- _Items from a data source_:
** Start **
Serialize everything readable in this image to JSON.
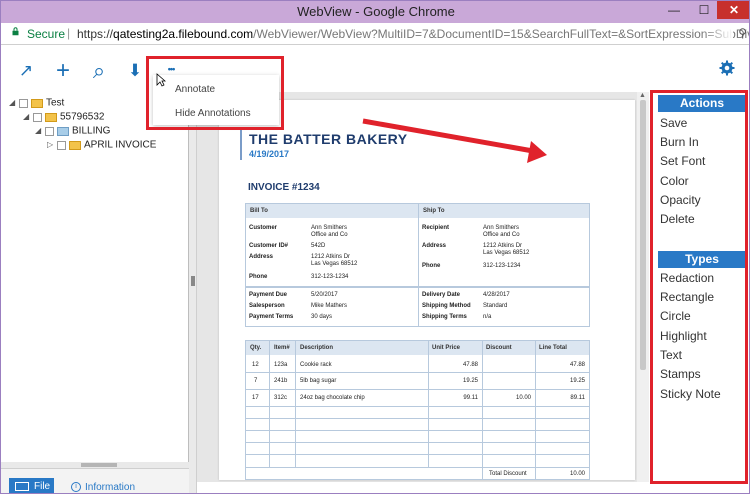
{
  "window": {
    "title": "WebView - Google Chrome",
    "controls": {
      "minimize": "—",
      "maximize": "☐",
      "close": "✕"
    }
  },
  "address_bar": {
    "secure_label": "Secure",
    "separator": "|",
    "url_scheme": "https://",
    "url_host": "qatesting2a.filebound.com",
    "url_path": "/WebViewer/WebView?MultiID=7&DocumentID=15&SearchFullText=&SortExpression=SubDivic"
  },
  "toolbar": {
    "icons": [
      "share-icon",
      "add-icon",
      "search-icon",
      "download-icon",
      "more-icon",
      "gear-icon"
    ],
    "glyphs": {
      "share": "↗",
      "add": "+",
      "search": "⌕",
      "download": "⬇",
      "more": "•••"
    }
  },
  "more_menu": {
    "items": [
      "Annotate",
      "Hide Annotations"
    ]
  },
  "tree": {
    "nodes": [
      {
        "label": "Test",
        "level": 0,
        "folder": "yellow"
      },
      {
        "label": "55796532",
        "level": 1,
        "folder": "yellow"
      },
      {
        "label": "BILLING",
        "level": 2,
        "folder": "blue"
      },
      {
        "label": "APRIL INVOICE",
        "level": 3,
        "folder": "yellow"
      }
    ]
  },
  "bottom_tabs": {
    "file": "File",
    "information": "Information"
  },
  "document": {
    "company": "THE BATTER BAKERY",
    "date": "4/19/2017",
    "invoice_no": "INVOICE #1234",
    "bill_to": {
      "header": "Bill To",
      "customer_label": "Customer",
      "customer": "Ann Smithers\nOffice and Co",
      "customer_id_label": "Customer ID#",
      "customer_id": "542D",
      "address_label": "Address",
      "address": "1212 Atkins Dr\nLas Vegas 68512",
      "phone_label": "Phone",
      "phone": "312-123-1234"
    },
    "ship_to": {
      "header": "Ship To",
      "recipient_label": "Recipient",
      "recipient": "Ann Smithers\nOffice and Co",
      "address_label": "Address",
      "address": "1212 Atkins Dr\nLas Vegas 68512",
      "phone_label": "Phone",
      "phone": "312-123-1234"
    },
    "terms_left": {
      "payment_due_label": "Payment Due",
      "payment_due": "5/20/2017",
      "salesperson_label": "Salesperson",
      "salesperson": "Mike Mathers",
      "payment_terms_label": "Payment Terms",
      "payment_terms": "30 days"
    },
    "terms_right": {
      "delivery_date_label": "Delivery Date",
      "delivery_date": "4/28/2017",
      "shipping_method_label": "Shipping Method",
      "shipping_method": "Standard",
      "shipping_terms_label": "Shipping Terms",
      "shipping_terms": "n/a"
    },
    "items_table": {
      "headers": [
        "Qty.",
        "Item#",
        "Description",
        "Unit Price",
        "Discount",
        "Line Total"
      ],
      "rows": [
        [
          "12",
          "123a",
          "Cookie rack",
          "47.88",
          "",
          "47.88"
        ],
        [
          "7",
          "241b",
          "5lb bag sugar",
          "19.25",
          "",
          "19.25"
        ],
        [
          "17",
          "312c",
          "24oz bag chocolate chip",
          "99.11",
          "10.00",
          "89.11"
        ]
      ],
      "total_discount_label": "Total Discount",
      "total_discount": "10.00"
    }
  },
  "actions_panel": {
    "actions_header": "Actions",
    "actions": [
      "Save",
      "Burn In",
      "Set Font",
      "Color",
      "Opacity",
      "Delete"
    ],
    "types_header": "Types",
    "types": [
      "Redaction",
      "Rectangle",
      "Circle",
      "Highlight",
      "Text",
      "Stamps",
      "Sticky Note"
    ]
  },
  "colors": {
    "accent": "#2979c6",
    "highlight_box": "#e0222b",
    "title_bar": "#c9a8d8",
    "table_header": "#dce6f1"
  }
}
** End **
** Start **
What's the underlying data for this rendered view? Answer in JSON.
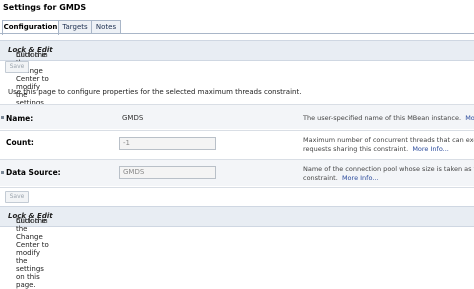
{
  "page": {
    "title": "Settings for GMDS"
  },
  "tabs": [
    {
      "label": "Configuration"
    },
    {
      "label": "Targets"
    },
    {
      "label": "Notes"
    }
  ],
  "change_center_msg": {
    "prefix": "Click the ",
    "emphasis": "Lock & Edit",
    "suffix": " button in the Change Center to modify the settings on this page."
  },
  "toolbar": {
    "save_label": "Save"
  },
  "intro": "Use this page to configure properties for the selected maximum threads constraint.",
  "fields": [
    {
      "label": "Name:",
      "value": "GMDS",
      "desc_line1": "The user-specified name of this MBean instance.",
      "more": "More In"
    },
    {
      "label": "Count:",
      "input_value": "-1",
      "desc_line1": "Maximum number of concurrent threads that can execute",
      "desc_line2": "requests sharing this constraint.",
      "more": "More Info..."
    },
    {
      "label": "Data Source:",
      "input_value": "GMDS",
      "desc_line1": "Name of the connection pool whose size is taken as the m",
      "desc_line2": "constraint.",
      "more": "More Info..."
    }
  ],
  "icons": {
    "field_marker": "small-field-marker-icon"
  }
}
** End **
- _Task requirements_: Gather each line in the data that holds the string "Smithers".

- _Response to this exercise_:
      "customer": "Ann Smithers\nOffice and Co",
      "recipient": "Ann Smithers\nOffice and Co",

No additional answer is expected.